» Task requirements: Please output the lines shown below exactly as they appear.
START Supplied information
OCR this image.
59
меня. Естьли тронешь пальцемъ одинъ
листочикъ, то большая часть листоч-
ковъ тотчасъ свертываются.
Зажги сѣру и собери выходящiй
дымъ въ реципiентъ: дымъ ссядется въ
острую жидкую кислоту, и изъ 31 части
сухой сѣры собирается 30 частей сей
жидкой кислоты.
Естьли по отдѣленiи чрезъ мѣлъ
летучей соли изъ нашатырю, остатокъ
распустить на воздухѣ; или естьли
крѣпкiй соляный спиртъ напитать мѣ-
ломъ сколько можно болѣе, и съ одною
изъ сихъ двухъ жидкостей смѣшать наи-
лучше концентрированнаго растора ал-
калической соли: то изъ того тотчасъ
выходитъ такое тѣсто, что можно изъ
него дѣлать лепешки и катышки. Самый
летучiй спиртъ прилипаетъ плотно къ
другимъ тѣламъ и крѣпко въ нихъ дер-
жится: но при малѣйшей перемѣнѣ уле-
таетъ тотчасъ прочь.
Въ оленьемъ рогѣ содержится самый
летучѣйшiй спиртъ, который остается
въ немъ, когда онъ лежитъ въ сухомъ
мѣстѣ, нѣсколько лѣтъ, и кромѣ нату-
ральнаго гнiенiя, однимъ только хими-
END Supplied information
» Answer to the task:
OCR this image.
59
меня. Естьли тронешь пальцемъ одинъ
листочикъ, то большая часть листоч-
ковъ тотчасъ свертываются.
Зажги сѣру и собери выходящiй
дымъ въ реципiентъ: дымъ ссядется въ
острую жидкую кислоту, и изъ 31 части
сухой сѣры собирается 30 частей сей
жидкой кислоты.
Естьли по отдѣленiи чрезъ мѣлъ
летучей соли изъ нашатырю, остатокъ
распустить на воздухѣ; или естьли
крѣпкiй соляный спиртъ напитать мѣ-
ломъ сколько можно болѣе, и съ одною
изъ сихъ двухъ жидкостей смѣшать наи-
лучше концентрированнаго растора ал-
калической соли: то изъ того тотчасъ
выходитъ такое тѣсто, что можно изъ
него дѣлать лепешки и катышки. Самый
летучiй спиртъ прилипаетъ плотно къ
другимъ тѣламъ и крѣпко въ нихъ дер-
жится: но при малѣйшей перемѣнѣ уле-
таетъ тотчасъ прочь.
Въ оленьемъ рогѣ содержится самый
летучѣйшiй спиртъ, который остается
въ немъ, когда онъ лежитъ въ сухомъ
мѣстѣ, нѣсколько лѣтъ, и кромѣ нату-
ральнаго гнiенiя, однимъ только хими-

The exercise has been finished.